Source text:

To avoid building the logwatcher functionality, be sure to NOT use the -DSKEM_LOGWATCHER define.

Security Considerations

Although believed to be secure anyway, skem will refuse to become a milter as root insisting on the alternative username to be passed with the -u switch. If started as root, it will also chroot(3) itself into the database directory prior to dropping root privileges.

However, using the logwatcher may expose you to denial of service attacks if your installation logs network-obtained data. For example, MIMEDefang milter logs the subjects of the messages it analyzes. If a subject contains the reject string and matches the IP pattern, the IP may be banned -- any IP, that an attacker puts into subject.

The FreeBSD example below does not have this problem, but the syslog.conf(5) syntax on other systems may not be as powerful.

Even on FreeBSD, a local user can use logger(1) to pretend to be sendmail. This is, however, intentional. It gives the users the power to request bans through logwatcher directly by something like

logger -t sendmail -p mail.notice "Please, reject=55x relay=[ip.ad.res.s]"

Dataset content:
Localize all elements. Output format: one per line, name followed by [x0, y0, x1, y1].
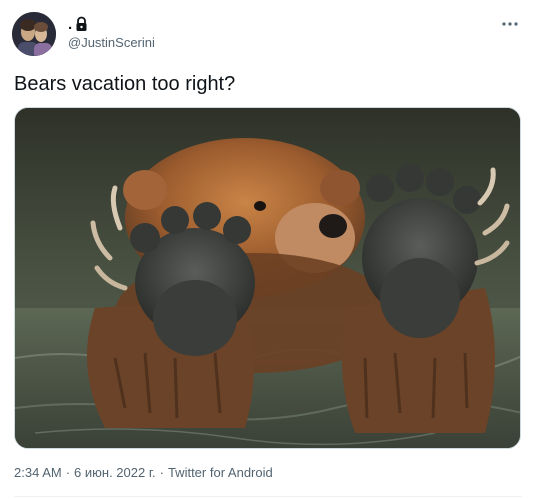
author-handle[interactable]: @JustinScerini [68, 35, 155, 50]
separator: · [65, 465, 71, 480]
tweet-metadata: 2:34 AM · 6 июн. 2022 г. · Twitter for A… [14, 465, 273, 480]
bear-photo [15, 108, 520, 448]
author-name-row[interactable]: . [68, 14, 89, 34]
separator: · [159, 465, 164, 480]
tweet-date[interactable]: 6 июн. 2022 г. [74, 465, 156, 480]
tweet-media-photo[interactable] [14, 107, 521, 449]
tweet-source[interactable]: Twitter for Android [168, 465, 273, 480]
author-display-name[interactable]: . [68, 16, 72, 33]
avatar[interactable] [12, 12, 56, 56]
more-options-icon[interactable] [500, 14, 520, 34]
tweet-time[interactable]: 2:34 AM [14, 465, 62, 480]
lock-icon [74, 16, 89, 32]
tweet-card: . @JustinScerini Bears vacation too righ… [0, 0, 536, 499]
divider [14, 496, 522, 497]
tweet-text: Bears vacation too right? [14, 73, 236, 95]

Objectives:
• a. In the skem security notes, what does skem do if it is started as root, before it drops root privileges?
• b. Quote the part of the skem security notes that opens with the words containing "Although believed to" and closes with "puts into subject.".

Solutions below:
• a. It chroots itself into the database directory.

• b.
Although believed to be secure anyway, skem will refuse to become a milter as root insisting on the alternative username to be passed with the -u switch. If started as root, it will also chroot(3) itself into the database directory prior to dropping root privileges.

However, using the logwatcher may expose you to denial of service attacks if your installation logs network-obtained data. For example, MIMEDefang milter logs the subjects of the messages it analyzes. If a subject contains the reject string and matches the IP pattern, the IP may be banned -- any IP, that an attacker puts into subject.